▸ Aim:
Copy out the following lines word for word, without changing anything.

▸ Materials provided:
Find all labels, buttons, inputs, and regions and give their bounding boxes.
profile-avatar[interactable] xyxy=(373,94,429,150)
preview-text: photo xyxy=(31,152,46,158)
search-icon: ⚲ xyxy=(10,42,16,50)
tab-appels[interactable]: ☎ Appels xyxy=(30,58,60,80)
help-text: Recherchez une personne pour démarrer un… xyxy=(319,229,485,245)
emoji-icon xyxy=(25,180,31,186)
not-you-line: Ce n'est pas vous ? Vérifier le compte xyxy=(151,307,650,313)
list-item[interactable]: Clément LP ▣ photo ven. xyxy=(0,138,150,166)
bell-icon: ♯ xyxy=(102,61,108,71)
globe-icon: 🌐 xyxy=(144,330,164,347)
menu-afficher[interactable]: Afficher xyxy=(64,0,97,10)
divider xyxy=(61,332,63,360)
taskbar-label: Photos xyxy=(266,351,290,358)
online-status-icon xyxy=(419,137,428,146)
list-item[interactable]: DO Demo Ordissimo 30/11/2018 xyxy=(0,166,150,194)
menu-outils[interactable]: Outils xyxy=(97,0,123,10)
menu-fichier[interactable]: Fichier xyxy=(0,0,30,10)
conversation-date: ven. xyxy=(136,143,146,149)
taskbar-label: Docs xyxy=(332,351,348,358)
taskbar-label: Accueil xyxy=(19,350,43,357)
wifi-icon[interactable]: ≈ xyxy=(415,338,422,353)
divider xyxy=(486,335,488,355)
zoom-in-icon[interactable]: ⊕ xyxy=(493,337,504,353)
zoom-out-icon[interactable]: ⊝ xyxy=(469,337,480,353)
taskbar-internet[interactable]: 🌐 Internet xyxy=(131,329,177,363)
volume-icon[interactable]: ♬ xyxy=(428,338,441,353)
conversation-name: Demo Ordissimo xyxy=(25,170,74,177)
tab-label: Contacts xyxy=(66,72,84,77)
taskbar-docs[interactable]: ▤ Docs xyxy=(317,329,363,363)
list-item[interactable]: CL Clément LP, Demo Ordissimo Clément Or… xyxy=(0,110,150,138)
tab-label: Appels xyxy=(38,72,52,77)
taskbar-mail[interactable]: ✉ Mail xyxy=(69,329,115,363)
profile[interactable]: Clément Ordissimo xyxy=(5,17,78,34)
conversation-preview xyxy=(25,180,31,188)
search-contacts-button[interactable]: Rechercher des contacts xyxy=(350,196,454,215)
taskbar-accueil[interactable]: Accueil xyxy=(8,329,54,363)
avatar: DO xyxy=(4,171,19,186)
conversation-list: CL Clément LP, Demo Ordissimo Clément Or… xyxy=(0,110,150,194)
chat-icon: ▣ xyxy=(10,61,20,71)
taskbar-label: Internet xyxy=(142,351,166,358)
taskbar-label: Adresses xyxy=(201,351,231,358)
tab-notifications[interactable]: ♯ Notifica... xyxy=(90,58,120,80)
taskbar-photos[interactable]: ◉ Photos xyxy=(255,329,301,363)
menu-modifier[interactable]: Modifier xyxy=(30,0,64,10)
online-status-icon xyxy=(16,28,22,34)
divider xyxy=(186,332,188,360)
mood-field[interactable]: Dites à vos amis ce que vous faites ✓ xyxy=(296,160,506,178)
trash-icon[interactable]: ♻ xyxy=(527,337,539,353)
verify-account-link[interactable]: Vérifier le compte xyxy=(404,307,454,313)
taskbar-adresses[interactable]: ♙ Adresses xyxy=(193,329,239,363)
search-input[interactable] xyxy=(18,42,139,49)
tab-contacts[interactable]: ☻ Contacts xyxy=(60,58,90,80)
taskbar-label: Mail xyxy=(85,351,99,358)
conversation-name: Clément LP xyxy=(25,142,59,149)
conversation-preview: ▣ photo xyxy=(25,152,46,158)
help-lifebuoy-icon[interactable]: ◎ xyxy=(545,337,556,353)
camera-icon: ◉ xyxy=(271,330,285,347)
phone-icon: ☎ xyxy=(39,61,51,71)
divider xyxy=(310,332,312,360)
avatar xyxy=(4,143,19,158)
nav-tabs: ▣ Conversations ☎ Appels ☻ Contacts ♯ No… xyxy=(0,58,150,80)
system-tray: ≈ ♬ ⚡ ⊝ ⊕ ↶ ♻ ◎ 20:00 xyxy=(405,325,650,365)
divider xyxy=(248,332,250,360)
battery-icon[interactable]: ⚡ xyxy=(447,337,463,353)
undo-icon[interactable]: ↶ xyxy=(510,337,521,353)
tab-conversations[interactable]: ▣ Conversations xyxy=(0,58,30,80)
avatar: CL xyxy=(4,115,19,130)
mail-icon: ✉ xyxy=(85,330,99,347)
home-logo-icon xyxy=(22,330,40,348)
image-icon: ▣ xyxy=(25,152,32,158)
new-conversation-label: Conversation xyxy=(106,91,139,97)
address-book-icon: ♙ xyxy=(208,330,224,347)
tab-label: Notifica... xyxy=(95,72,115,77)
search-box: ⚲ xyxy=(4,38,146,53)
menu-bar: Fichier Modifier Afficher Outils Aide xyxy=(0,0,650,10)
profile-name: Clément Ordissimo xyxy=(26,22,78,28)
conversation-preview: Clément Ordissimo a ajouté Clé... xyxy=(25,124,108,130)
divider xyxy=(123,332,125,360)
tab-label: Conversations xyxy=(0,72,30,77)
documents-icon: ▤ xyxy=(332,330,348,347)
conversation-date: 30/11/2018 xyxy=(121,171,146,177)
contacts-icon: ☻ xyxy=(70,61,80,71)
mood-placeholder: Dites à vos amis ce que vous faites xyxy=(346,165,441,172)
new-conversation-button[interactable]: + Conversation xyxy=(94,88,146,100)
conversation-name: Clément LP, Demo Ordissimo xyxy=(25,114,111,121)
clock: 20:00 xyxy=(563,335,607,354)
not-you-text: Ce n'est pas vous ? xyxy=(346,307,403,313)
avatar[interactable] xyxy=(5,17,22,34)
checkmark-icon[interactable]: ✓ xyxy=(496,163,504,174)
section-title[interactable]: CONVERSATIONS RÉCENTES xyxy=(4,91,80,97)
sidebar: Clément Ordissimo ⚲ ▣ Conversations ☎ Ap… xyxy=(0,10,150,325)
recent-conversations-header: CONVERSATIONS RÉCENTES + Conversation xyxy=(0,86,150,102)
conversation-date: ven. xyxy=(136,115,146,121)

▸ Result:
Find all labels, buttons, inputs, and regions and give their bounding boxes.
profile-avatar[interactable] xyxy=(373,94,429,150)
preview-text: photo xyxy=(31,152,46,158)
search-icon: ⚲ xyxy=(10,42,16,50)
tab-appels[interactable]: ☎ Appels xyxy=(30,58,60,80)
help-text: Recherchez une personne pour démarrer un… xyxy=(319,229,485,245)
emoji-icon xyxy=(25,180,31,186)
not-you-line: Ce n'est pas vous ? Vérifier le compte xyxy=(151,307,650,313)
list-item[interactable]: Clément LP ▣ photo ven. xyxy=(0,138,150,166)
bell-icon: ♯ xyxy=(102,61,108,71)
globe-icon: 🌐 xyxy=(144,330,164,347)
menu-afficher[interactable]: Afficher xyxy=(64,0,97,10)
divider xyxy=(61,332,63,360)
taskbar-label: Photos xyxy=(266,351,290,358)
online-status-icon xyxy=(419,137,428,146)
list-item[interactable]: DO Demo Ordissimo 30/11/2018 xyxy=(0,166,150,194)
menu-outils[interactable]: Outils xyxy=(97,0,123,10)
menu-fichier[interactable]: Fichier xyxy=(0,0,30,10)
conversation-date: ven. xyxy=(136,143,146,149)
taskbar-label: Docs xyxy=(332,351,348,358)
taskbar-label: Accueil xyxy=(19,350,43,357)
wifi-icon[interactable]: ≈ xyxy=(415,338,422,353)
divider xyxy=(486,335,488,355)
zoom-in-icon[interactable]: ⊕ xyxy=(493,337,504,353)
zoom-out-icon[interactable]: ⊝ xyxy=(469,337,480,353)
taskbar-internet[interactable]: 🌐 Internet xyxy=(131,329,177,363)
volume-icon[interactable]: ♬ xyxy=(428,338,441,353)
conversation-name: Demo Ordissimo xyxy=(25,170,74,177)
tab-label: Contacts xyxy=(66,72,84,77)
taskbar-docs[interactable]: ▤ Docs xyxy=(317,329,363,363)
list-item[interactable]: CL Clément LP, Demo Ordissimo Clément Or… xyxy=(0,110,150,138)
tab-label: Appels xyxy=(38,72,52,77)
taskbar-mail[interactable]: ✉ Mail xyxy=(69,329,115,363)
profile[interactable]: Clément Ordissimo xyxy=(5,17,78,34)
conversation-preview xyxy=(25,180,31,188)
search-contacts-button[interactable]: Rechercher des contacts xyxy=(350,196,454,215)
taskbar-accueil[interactable]: Accueil xyxy=(8,329,54,363)
avatar: DO xyxy=(4,171,19,186)
conversation-list: CL Clément LP, Demo Ordissimo Clément Or… xyxy=(0,110,150,194)
chat-icon: ▣ xyxy=(10,61,20,71)
taskbar-label: Internet xyxy=(142,351,166,358)
taskbar-label: Adresses xyxy=(201,351,231,358)
tab-notifications[interactable]: ♯ Notifica... xyxy=(90,58,120,80)
taskbar-photos[interactable]: ◉ Photos xyxy=(255,329,301,363)
menu-modifier[interactable]: Modifier xyxy=(30,0,64,10)
online-status-icon xyxy=(16,28,22,34)
divider xyxy=(186,332,188,360)
mood-field[interactable]: Dites à vos amis ce que vous faites ✓ xyxy=(296,160,506,178)
trash-icon[interactable]: ♻ xyxy=(527,337,539,353)
verify-account-link[interactable]: Vérifier le compte xyxy=(404,307,454,313)
taskbar-adresses[interactable]: ♙ Adresses xyxy=(193,329,239,363)
search-input[interactable] xyxy=(18,42,139,49)
tab-contacts[interactable]: ☻ Contacts xyxy=(60,58,90,80)
taskbar-label: Mail xyxy=(85,351,99,358)
conversation-name: Clément LP xyxy=(25,142,59,149)
conversation-preview: ▣ photo xyxy=(25,152,46,158)
help-lifebuoy-icon[interactable]: ◎ xyxy=(545,337,556,353)
camera-icon: ◉ xyxy=(271,330,285,347)
phone-icon: ☎ xyxy=(39,61,51,71)
divider xyxy=(310,332,312,360)
avatar xyxy=(4,143,19,158)
nav-tabs: ▣ Conversations ☎ Appels ☻ Contacts ♯ No… xyxy=(0,58,150,80)
system-tray: ≈ ♬ ⚡ ⊝ ⊕ ↶ ♻ ◎ 20:00 xyxy=(405,325,650,365)
divider xyxy=(248,332,250,360)
battery-icon[interactable]: ⚡ xyxy=(447,337,463,353)
undo-icon[interactable]: ↶ xyxy=(510,337,521,353)
tab-conversations[interactable]: ▣ Conversations xyxy=(0,58,30,80)
avatar: CL xyxy=(4,115,19,130)
mail-icon: ✉ xyxy=(85,330,99,347)
home-logo-icon xyxy=(22,330,40,348)
image-icon: ▣ xyxy=(25,152,32,158)
new-conversation-label: Conversation xyxy=(106,91,139,97)
address-book-icon: ♙ xyxy=(208,330,224,347)
tab-label: Notifica... xyxy=(95,72,115,77)
search-box: ⚲ xyxy=(4,38,146,53)
menu-bar: Fichier Modifier Afficher Outils Aide xyxy=(0,0,650,10)
profile-name: Clément Ordissimo xyxy=(26,22,78,28)
conversation-preview: Clément Ordissimo a ajouté Clé... xyxy=(25,124,108,130)
divider xyxy=(123,332,125,360)
tab-label: Conversations xyxy=(0,72,30,77)
documents-icon: ▤ xyxy=(332,330,348,347)
conversation-date: 30/11/2018 xyxy=(121,171,146,177)
contacts-icon: ☻ xyxy=(70,61,80,71)
mood-placeholder: Dites à vos amis ce que vous faites xyxy=(346,165,441,172)
new-conversation-button[interactable]: + Conversation xyxy=(94,88,146,100)
conversation-name: Clément LP, Demo Ordissimo xyxy=(25,114,111,121)
clock: 20:00 xyxy=(563,335,607,354)
not-you-text: Ce n'est pas vous ? xyxy=(346,307,403,313)
avatar[interactable] xyxy=(5,17,22,34)
checkmark-icon[interactable]: ✓ xyxy=(496,163,504,174)
section-title[interactable]: CONVERSATIONS RÉCENTES xyxy=(4,91,80,97)
sidebar: Clément Ordissimo ⚲ ▣ Conversations ☎ Ap… xyxy=(0,10,150,325)
recent-conversations-header: CONVERSATIONS RÉCENTES + Conversation xyxy=(0,86,150,102)
conversation-date: ven. xyxy=(136,115,146,121)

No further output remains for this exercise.